Description of the task: Each line containing the word "تمنع" needs to be copied.

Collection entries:
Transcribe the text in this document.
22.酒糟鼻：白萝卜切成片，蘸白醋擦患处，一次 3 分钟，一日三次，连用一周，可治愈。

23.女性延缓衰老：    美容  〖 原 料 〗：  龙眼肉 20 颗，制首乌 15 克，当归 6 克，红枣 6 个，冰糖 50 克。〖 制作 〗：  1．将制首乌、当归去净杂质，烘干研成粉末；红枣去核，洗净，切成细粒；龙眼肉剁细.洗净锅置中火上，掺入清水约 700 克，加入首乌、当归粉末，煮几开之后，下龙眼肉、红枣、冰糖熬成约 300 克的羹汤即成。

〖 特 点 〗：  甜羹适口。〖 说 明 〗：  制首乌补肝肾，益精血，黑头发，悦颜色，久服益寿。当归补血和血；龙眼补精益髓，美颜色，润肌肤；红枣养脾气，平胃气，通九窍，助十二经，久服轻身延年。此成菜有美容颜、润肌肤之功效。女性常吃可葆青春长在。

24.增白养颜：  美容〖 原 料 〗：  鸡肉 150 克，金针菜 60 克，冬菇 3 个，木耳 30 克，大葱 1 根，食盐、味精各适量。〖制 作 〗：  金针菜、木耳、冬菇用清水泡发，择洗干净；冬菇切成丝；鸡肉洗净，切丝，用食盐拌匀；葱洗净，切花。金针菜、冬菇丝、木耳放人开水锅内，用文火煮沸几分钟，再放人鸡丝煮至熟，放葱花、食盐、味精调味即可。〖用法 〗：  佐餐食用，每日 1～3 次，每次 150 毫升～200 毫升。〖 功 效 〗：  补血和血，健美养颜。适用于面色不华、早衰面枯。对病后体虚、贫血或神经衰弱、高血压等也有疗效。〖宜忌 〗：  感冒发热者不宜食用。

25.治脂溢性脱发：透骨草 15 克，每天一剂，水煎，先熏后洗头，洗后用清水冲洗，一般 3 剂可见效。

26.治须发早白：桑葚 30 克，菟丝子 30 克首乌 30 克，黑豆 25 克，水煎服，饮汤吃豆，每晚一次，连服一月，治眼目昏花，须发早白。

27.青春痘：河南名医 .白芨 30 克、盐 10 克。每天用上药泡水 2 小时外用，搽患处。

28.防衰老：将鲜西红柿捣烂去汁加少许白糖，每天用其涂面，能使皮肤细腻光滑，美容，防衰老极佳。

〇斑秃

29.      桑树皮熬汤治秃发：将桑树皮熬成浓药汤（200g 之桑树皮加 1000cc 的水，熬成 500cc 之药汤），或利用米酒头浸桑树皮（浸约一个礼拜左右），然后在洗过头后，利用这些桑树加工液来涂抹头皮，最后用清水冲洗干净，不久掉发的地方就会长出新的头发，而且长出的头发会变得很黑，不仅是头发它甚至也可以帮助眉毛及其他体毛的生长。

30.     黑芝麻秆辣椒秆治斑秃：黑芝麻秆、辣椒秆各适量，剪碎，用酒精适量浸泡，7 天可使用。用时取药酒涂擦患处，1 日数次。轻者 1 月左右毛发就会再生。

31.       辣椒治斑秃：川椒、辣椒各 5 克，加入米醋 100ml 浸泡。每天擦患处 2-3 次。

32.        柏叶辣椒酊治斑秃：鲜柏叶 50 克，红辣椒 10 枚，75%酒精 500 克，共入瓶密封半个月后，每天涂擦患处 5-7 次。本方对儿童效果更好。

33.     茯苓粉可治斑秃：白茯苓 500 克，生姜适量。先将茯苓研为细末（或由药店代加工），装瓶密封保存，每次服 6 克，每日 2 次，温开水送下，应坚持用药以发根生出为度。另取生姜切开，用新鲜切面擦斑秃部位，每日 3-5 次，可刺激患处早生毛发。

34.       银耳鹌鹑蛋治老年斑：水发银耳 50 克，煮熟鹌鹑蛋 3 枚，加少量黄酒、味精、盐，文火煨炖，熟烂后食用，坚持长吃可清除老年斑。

--

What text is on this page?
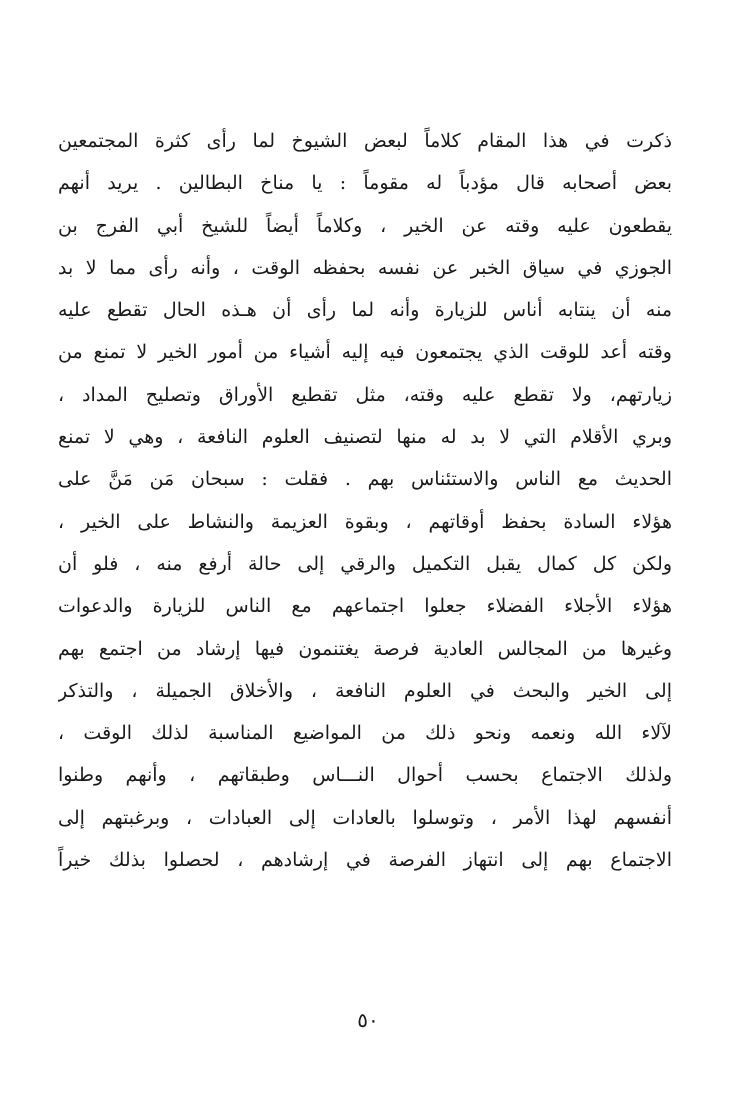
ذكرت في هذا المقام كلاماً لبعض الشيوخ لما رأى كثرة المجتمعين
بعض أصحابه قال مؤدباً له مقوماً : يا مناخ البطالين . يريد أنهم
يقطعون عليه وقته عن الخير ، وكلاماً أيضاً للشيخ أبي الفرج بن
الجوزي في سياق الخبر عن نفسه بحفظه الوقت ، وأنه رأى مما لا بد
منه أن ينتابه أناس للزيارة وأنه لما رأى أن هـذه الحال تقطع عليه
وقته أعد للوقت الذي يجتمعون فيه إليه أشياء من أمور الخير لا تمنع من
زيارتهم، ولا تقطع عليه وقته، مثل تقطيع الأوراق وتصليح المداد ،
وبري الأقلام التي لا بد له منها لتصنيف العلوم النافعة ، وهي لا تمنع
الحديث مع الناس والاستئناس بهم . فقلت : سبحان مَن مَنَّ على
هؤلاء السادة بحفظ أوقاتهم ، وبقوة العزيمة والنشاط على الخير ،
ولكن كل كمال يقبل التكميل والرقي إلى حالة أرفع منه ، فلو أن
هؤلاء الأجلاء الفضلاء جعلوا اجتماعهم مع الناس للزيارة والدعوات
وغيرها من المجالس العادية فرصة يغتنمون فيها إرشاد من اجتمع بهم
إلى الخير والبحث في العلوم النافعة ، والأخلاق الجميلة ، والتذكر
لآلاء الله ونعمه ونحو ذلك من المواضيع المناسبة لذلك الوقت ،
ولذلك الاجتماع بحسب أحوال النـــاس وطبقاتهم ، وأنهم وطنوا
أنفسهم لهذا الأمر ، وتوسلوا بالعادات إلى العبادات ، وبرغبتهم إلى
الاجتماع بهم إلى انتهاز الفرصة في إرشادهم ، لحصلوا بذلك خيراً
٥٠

Output of the task:
وقته أعد للوقت الذي يجتمعون فيه إليه أشياء من أمور الخير لا تمنع من
وبري الأقلام التي لا بد له منها لتصنيف العلوم النافعة ، وهي لا تمنع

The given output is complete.